■ Texto selecionado:
▼

Esta noção romântica de uma natureza cujo auto-desenvolvimento constituiria um fim em si opunha-se a duas correntes de pensamento, ambas muito poderosas na época de Marx. A primeira estava marcada pelo ferro de um raciocínio metafísico que impunha à humanidade a prestação de contas dos seus actos perante este ou aquele alto tribunal: o tribunal do dever, da moralidade, dos castigos religiosos, da Ideia Absoluta, etc. Marx era profundamente hostil a esta orientação metafísica, por muito profundo que fosse o seu próprio moralismo: o processo de desenvolvimento das nossas faculdades e capacidades criativas constituía para ele, precisamente, o único critério admissível de moralidade, excluindo qualquer referência a uma lei superior ou a qualquer augusta série de objectivos que pretendessem ultrapassar este processo — ele estimava que esta dinâmica precisava tanto de ser justificada quanto um sorriso ou uma canção: tal dinâmica procedia simplesmente da nossa natureza comum, achava ele.

Mas esta ética entrava igualmente em conflito com essa forma de razão instrumental à luz da qual os indivíduos só existiriam para contribuir para alcançar este ou aquele nobre objectivo: a construção do Estado político, por exemplo, ou (como a corrente então dominante do utilitarismo recomendava) a promoção da felicidade universal. Para Marx, este modo de raciocínio que consiste em relacionar os meios com os fins era típico do género de racionalidade que prevalecia nas sociedades de classes, na medida em que, em tais sociedades, a energia da maioria é posta ao serviço do proveito de alguns poucos. Nas sociedades capitalistas, escreve ele,

“[o] trabalho, a actividade vital, a vida produtiva aparecem de imediato ao homem como um simples meio de satisfazer uma necessidade — a necessidade de conservar a sua existência física. A vida produtiva é a vida da espécie; é a vida criadora de vida. O modo de actividade vital encerra todo o carácter de uma espécie (species), o seu carácter genérico, ao passo que a actividade livre, consciente, é o carácter genérico do homem. [Sob o capitalismo, a] própria vida surge como um simples meio de viver" (EP, p. 63).

Nas sociedades de classes o indivíduo é constrangido a transformar o que comporta de menos funcional — a auto-realização do seu ser genérico — num simples instrumento de sobrevivência material.

Bem entendido, Marx não recusa completamente estes modos de raciocínio instrumentalistas: aceita que eles são a condição indispensável para qualquer actividade racional, e o seu projecto revolucionário necessitava, aliás, que relacionasse fins com meios. Mas com isto não aspira menos ao surgimento de uma sociedade em que os seres humanos, homens ou mulheres, tivessem a possibilidade de aceder a um desenvolvimento que procurasse nunca menos do que a realização radical daquilo que transportassem já em si, e é nisto que o seu pensamento pode dar a impressão de roçar o paradoxo: é precisamente porque concede ao indivíduo um valor muito alto que Marx rejeita as ordens sociais que, celebrando na teoria o valor do individualismo, na prática reduzem os seus membros dos dois sexos a nada mais do que unidades de produção anónimas e trocáveis entre si.

▲

Um bloco de dados
▼

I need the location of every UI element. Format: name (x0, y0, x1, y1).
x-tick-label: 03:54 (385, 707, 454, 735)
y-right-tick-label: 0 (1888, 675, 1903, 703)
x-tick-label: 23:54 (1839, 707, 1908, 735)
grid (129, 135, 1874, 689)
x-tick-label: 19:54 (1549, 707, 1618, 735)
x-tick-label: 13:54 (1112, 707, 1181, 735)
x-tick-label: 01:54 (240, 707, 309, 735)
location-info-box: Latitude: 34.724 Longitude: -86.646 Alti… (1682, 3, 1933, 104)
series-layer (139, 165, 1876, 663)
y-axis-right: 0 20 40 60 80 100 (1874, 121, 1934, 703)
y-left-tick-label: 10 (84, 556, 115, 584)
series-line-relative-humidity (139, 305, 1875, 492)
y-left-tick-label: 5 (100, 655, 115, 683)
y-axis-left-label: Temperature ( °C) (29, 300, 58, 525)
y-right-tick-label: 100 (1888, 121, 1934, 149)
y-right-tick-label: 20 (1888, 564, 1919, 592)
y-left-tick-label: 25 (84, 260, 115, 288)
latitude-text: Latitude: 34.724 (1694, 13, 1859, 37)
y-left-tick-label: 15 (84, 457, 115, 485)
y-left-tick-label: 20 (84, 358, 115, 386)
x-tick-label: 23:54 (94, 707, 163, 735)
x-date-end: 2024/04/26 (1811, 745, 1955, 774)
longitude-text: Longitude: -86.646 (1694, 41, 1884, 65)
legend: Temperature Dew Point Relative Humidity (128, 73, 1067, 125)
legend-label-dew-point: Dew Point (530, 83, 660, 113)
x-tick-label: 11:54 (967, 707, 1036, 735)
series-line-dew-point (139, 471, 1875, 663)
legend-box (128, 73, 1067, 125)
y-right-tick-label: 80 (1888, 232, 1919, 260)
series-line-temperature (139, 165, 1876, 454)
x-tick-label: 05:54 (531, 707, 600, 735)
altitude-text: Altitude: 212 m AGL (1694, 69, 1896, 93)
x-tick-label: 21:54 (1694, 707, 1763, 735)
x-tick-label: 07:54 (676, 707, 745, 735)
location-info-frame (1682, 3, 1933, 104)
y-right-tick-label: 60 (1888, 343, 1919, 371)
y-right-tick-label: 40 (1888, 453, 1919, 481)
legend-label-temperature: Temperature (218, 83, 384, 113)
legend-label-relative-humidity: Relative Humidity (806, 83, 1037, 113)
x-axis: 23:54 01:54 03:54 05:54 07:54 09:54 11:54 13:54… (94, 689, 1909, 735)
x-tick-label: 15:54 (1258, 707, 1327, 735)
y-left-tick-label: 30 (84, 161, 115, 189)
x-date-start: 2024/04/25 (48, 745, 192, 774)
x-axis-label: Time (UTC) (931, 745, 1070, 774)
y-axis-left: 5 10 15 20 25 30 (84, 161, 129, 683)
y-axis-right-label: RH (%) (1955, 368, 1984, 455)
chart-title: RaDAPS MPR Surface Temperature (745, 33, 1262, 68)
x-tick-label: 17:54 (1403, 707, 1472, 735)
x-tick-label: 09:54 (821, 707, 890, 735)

▲

Cite literalmente, do texto sobre Marx, tudo o que vai desde "Bem entendido, Marx" até "trocáveis entre si.".

■ Resolução escrita:
Bem entendido, Marx não recusa completamente estes modos de raciocínio instrumentalistas: aceita que eles são a condição indispensável para qualquer actividade racional, e o seu projecto revolucionário necessitava, aliás, que relacionasse fins com meios. Mas com isto não aspira menos ao surgimento de uma sociedade em que os seres humanos, homens ou mulheres, tivessem a possibilidade de aceder a um desenvolvimento que procurasse nunca menos do que a realização radical daquilo que transportassem já em si, e é nisto que o seu pensamento pode dar a impressão de roçar o paradoxo: é precisamente porque concede ao indivíduo um valor muito alto que Marx rejeita as ordens sociais que, celebrando na teoria o valor do individualismo, na prática reduzem os seus membros dos dois sexos a nada mais do que unidades de produção anónimas e trocáveis entre si.